--- START Given data ---
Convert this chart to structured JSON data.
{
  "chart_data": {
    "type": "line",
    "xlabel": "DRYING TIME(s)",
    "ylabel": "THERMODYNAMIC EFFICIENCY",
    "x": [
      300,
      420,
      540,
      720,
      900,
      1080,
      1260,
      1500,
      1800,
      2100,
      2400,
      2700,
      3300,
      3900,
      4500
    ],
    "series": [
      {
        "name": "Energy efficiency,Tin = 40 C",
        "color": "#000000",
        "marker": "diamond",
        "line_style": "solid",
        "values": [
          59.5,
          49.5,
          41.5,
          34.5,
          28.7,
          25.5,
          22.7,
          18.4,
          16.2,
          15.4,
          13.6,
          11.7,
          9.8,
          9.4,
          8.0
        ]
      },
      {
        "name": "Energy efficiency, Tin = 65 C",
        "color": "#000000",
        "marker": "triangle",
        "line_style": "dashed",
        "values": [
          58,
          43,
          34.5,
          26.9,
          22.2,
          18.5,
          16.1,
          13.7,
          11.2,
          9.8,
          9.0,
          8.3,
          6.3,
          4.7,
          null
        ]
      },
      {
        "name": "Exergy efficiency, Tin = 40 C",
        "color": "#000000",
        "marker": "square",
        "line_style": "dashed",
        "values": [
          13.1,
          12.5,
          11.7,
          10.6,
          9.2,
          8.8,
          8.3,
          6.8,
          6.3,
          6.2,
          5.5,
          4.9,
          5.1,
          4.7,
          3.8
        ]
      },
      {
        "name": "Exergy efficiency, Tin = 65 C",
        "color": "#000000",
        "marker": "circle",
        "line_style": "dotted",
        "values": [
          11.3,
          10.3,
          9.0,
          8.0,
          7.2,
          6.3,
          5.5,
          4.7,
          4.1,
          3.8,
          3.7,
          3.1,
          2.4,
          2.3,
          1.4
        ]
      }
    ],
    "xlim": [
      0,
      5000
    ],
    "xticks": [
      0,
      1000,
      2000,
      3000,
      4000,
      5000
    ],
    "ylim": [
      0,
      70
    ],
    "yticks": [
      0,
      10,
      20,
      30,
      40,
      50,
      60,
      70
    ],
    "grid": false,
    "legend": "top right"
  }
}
--- END Given data ---
• What you have to do
Each entry must be reproduced verbatim.

• Output
Convert this chart to structured JSON data.
{
  "chart_data": {
    "type": "line",
    "xlabel": "DRYING TIME(s)",
    "ylabel": "THERMODYNAMIC EFFICIENCY",
    "x": [
      300,
      420,
      540,
      720,
      900,
      1080,
      1260,
      1500,
      1800,
      2100,
      2400,
      2700,
      3300,
      3900,
      4500
    ],
    "series": [
      {
        "name": "Energy efficiency,Tin = 40 C",
        "color": "#000000",
        "marker": "diamond",
        "line_style": "solid",
        "values": [
          59.5,
          49.5,
          41.5,
          34.5,
          28.7,
          25.5,
          22.7,
          18.4,
          16.2,
          15.4,
          13.6,
          11.7,
          9.8,
          9.4,
          8.0
        ]
      },
      {
        "name": "Energy efficiency, Tin = 65 C",
        "color": "#000000",
        "marker": "triangle",
        "line_style": "dashed",
        "values": [
          58,
          43,
          34.5,
          26.9,
          22.2,
          18.5,
          16.1,
          13.7,
          11.2,
          9.8,
          9.0,
          8.3,
          6.3,
          4.7,
          null
        ]
      },
      {
        "name": "Exergy efficiency, Tin = 40 C",
        "color": "#000000",
        "marker": "square",
        "line_style": "dashed",
        "values": [
          13.1,
          12.5,
          11.7,
          10.6,
          9.2,
          8.8,
          8.3,
          6.8,
          6.3,
          6.2,
          5.5,
          4.9,
          5.1,
          4.7,
          3.8
        ]
      },
      {
        "name": "Exergy efficiency, Tin = 65 C",
        "color": "#000000",
        "marker": "circle",
        "line_style": "dotted",
        "values": [
          11.3,
          10.3,
          9.0,
          8.0,
          7.2,
          6.3,
          5.5,
          4.7,
          4.1,
          3.8,
          3.7,
          3.1,
          2.4,
          2.3,
          1.4
        ]
      }
    ],
    "xlim": [
      0,
      5000
    ],
    "xticks": [
      0,
      1000,
      2000,
      3000,
      4000,
      5000
    ],
    "ylim": [
      0,
      70
    ],
    "yticks": [
      0,
      10,
      20,
      30,
      40,
      50,
      60,
      70
    ],
    "grid": false,
    "legend": "top right"
  }
}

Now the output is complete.